**DATA SUPPLIED**:
⟨

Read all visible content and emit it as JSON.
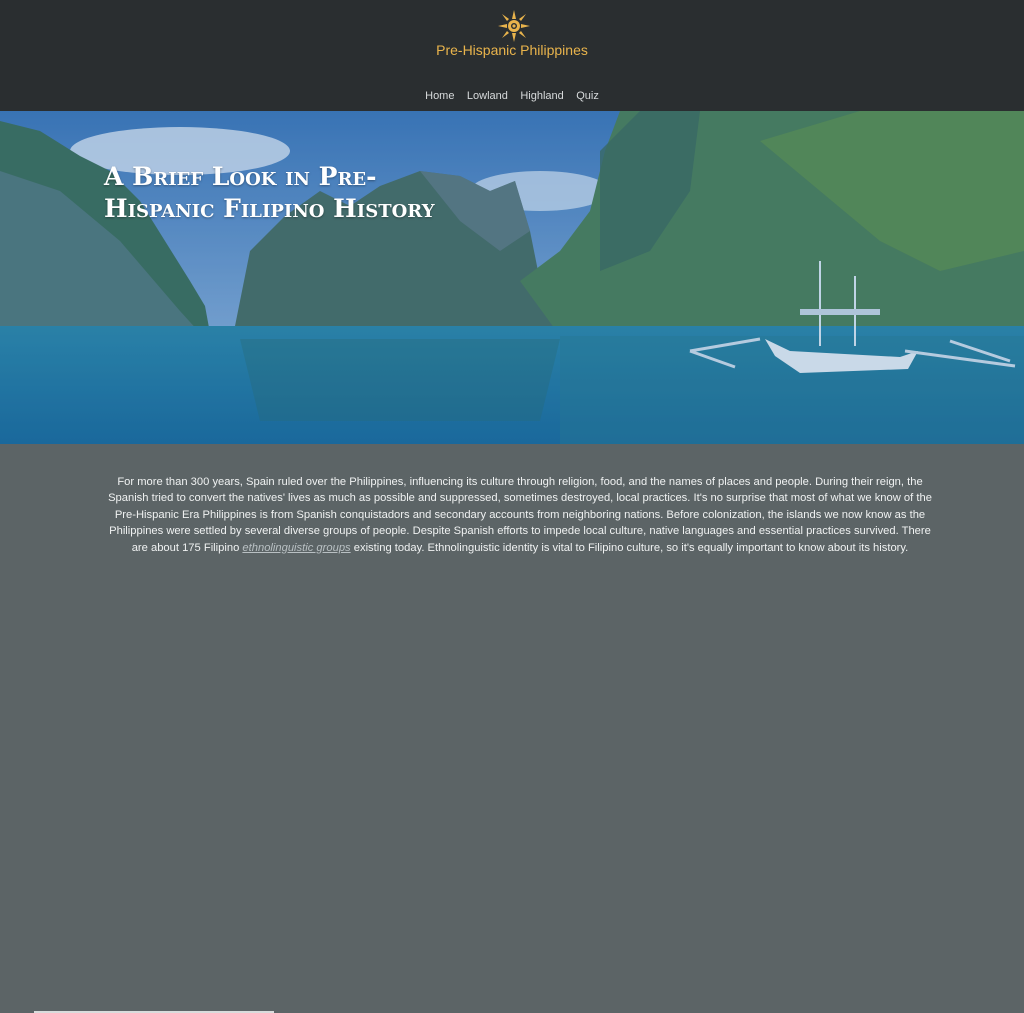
{
  "header": {
    "title": "Pre-Hispanic Philippines",
    "logo_icon": "sun-icon",
    "accent_color": "#e9b44c"
  },
  "nav": {
    "items": [
      {
        "label": "Home"
      },
      {
        "label": "Lowland"
      },
      {
        "label": "Highland"
      },
      {
        "label": "Quiz"
      }
    ]
  },
  "hero": {
    "title_line1": "A Brief Look in Pre-",
    "title_line2": "Hispanic Filipino History"
  },
  "intro": {
    "text_before_link": "For more than 300 years, Spain ruled over the Philippines, influencing its culture through religion, food, and the names of places and people. During their reign, the Spanish tried to convert the natives' lives as much as possible and suppressed, sometimes destroyed, local practices. It's no surprise that most of what we know of the Pre-Hispanic Era Philippines is from Spanish conquistadors and secondary accounts from neighboring nations. Before colonization, the islands we now know as the Philippines were settled by several diverse groups of people. Despite Spanish efforts to impede local culture, native languages and essential practices survived. There are about 175 Filipino ",
    "link_text": "ethnolinguistic groups",
    "text_after_link": " existing today. Ethnolinguistic identity is vital to Filipino culture, so it's equally important to know about its history."
  }
}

⟩

**TASK**: The material above must be printed exactly, with its pictures left out.

**SOLUTION**:
Read all visible content and emit it as JSON.
{
  "header": {
    "title": "Pre-Hispanic Philippines",
    "logo_icon": "sun-icon",
    "accent_color": "#e9b44c"
  },
  "nav": {
    "items": [
      {
        "label": "Home"
      },
      {
        "label": "Lowland"
      },
      {
        "label": "Highland"
      },
      {
        "label": "Quiz"
      }
    ]
  },
  "hero": {
    "title_line1": "A Brief Look in Pre-",
    "title_line2": "Hispanic Filipino History"
  },
  "intro": {
    "text_before_link": "For more than 300 years, Spain ruled over the Philippines, influencing its culture through religion, food, and the names of places and people. During their reign, the Spanish tried to convert the natives' lives as much as possible and suppressed, sometimes destroyed, local practices. It's no surprise that most of what we know of the Pre-Hispanic Era Philippines is from Spanish conquistadors and secondary accounts from neighboring nations. Before colonization, the islands we now know as the Philippines were settled by several diverse groups of people. Despite Spanish efforts to impede local culture, native languages and essential practices survived. There are about 175 Filipino ",
    "link_text": "ethnolinguistic groups",
    "text_after_link": " existing today. Ethnolinguistic identity is vital to Filipino culture, so it's equally important to know about its history."
  }
}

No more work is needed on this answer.